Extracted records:
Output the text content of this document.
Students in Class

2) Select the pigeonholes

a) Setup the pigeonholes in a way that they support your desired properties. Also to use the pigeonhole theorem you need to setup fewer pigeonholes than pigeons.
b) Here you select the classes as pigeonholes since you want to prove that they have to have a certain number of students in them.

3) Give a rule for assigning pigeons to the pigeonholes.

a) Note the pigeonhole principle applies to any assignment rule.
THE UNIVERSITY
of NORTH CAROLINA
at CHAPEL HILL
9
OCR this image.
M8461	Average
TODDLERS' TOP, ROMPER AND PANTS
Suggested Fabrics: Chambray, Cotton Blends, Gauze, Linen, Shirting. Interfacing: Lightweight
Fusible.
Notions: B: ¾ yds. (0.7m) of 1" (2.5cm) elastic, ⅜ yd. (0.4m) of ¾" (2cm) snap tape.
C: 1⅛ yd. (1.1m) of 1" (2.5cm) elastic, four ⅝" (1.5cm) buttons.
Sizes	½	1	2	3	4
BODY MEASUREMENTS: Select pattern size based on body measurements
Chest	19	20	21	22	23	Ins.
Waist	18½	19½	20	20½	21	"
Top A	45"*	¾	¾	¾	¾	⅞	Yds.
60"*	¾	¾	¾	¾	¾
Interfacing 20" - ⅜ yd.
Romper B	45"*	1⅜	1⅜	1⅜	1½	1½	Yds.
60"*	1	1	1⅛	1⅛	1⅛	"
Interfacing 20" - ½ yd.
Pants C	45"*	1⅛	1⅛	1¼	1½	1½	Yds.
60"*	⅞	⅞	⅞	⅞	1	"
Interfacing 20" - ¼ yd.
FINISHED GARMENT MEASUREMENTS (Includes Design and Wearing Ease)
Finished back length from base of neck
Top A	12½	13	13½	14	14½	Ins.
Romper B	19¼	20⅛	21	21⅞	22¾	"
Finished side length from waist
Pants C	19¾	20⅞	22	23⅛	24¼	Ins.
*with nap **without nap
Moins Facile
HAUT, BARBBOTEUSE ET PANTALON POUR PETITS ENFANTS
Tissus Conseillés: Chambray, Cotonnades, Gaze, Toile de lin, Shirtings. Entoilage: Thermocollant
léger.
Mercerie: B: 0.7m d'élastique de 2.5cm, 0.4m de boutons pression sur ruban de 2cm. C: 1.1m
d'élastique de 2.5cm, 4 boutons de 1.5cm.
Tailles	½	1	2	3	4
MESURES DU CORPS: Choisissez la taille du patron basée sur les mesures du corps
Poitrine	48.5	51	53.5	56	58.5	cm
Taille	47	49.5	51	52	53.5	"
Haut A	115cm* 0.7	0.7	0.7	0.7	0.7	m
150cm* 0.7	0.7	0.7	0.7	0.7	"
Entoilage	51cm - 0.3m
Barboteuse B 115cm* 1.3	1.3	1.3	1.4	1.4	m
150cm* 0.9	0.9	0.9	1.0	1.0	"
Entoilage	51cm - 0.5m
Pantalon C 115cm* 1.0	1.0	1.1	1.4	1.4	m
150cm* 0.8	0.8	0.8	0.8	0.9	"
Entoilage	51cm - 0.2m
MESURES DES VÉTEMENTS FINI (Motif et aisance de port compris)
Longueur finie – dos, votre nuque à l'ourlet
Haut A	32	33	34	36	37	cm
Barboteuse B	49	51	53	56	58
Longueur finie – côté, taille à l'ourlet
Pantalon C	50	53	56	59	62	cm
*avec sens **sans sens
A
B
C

**Your goal:** Copy out every line that includes the word "élastique".

**Answer in full:**
Mercerie: B: 0.7m d'élastique de 2.5cm, 0.4m de boutons pression sur ruban de 2cm. C: 1.1m
d'élastique de 2.5cm, 4 boutons de 1.5cm.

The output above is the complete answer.